Data in this exercise —

• • • • • • •

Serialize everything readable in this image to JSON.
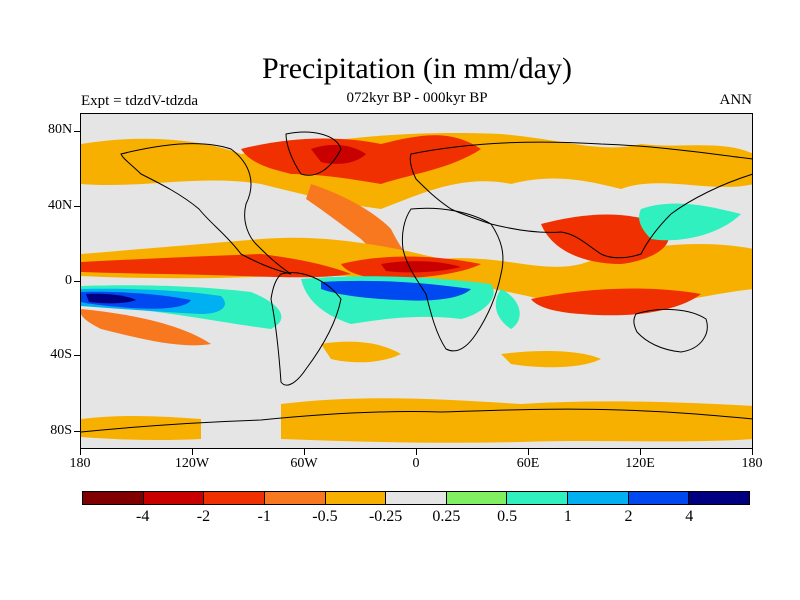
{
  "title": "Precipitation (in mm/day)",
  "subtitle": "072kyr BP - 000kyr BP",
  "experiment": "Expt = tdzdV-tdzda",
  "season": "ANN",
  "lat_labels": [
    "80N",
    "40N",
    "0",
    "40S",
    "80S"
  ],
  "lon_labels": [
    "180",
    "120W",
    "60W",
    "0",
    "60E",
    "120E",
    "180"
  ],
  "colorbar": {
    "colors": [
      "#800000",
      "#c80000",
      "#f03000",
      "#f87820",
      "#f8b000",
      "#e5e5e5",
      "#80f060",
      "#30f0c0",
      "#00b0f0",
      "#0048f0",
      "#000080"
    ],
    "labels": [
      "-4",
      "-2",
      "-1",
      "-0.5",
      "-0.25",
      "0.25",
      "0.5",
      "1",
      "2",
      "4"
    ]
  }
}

• • • • • • •

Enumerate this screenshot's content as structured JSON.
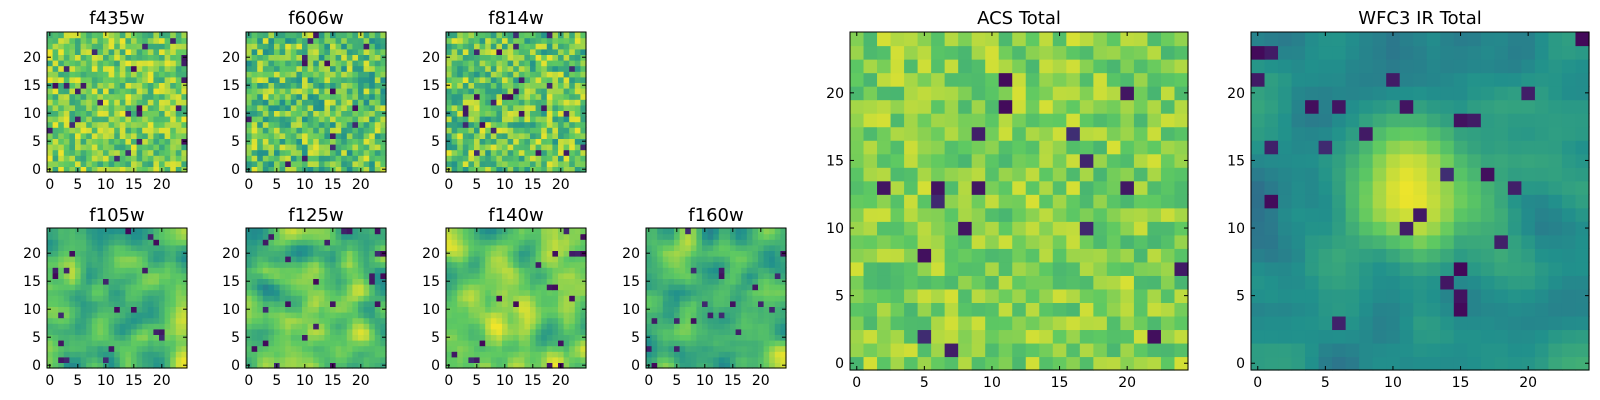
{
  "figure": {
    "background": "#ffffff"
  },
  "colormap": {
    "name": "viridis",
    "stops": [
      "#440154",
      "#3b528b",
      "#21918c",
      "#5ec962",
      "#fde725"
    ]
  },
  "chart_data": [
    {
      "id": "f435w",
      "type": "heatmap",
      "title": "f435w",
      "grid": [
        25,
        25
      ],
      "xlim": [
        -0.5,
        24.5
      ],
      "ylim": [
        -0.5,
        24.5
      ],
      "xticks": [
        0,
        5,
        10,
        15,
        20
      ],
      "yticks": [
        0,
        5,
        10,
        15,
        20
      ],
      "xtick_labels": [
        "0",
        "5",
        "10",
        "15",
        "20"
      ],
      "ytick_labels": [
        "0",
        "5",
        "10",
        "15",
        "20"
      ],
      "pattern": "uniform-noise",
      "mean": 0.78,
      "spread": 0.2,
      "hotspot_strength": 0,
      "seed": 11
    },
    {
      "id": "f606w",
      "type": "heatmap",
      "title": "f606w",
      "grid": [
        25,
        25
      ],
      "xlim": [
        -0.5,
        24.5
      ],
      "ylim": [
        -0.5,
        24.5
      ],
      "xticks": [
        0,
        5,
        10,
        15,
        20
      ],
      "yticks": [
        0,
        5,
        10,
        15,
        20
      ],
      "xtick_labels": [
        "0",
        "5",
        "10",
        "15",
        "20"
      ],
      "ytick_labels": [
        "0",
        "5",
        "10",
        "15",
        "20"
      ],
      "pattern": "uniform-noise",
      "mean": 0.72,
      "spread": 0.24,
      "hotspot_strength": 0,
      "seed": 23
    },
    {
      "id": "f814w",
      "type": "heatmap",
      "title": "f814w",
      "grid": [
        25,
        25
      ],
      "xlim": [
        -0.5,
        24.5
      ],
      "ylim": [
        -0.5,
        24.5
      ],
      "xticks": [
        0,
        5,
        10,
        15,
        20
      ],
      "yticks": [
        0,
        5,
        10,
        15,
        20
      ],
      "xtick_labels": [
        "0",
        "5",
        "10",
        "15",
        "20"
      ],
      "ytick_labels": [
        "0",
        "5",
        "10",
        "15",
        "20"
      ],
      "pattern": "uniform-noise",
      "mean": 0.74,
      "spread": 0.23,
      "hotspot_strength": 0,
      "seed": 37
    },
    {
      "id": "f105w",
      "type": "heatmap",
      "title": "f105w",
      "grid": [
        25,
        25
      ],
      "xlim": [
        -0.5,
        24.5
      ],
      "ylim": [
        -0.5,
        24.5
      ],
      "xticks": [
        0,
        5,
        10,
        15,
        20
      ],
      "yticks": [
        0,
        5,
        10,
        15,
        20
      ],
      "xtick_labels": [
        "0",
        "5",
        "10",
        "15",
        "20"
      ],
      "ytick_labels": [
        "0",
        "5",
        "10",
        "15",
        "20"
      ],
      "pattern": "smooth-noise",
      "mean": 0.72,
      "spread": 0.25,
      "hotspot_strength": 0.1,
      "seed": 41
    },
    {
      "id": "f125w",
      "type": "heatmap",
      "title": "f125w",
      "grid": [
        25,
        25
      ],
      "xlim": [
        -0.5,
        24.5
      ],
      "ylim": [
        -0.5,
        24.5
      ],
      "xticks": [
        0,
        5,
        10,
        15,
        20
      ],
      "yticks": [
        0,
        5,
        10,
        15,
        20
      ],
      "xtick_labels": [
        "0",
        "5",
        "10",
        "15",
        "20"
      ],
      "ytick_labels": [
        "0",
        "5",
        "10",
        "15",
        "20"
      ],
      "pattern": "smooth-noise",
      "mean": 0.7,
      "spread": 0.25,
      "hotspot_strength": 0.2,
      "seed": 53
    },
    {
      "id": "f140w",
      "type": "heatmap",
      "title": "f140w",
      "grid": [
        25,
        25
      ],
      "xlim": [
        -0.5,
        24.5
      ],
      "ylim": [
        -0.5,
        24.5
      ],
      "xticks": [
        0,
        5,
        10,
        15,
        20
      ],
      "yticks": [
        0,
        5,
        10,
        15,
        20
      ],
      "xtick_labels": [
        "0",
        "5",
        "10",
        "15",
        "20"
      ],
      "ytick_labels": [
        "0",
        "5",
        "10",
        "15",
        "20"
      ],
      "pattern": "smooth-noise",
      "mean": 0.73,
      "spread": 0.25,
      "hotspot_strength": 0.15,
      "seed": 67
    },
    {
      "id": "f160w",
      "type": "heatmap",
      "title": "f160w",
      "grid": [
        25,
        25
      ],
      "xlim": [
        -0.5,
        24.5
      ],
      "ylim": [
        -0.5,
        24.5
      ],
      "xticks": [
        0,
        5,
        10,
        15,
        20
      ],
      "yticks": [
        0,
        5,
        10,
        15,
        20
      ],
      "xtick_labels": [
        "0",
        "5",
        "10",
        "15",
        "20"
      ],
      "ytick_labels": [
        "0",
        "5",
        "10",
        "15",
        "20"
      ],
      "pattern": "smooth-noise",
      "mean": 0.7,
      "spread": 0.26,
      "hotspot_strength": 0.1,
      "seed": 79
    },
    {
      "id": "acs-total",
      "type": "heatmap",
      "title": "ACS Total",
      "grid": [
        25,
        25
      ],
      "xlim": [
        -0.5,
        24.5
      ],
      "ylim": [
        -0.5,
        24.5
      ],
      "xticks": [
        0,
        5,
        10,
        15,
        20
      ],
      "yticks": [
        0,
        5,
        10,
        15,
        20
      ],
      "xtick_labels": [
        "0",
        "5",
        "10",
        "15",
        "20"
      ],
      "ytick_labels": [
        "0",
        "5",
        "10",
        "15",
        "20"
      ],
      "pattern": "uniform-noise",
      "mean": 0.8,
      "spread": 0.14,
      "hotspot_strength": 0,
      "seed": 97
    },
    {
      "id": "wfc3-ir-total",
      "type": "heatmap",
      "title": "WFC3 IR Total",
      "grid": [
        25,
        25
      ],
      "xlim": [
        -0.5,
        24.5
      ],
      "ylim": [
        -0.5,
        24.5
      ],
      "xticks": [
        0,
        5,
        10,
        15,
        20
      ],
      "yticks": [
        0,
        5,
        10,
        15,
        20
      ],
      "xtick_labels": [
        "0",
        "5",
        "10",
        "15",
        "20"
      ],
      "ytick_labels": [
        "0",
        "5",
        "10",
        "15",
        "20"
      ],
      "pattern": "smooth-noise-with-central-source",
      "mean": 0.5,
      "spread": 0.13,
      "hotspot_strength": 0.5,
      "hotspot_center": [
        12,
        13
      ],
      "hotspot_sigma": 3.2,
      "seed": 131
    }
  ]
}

• • • • • • •

What is the number of lines above that contain "mean"? Answer with that number only.

9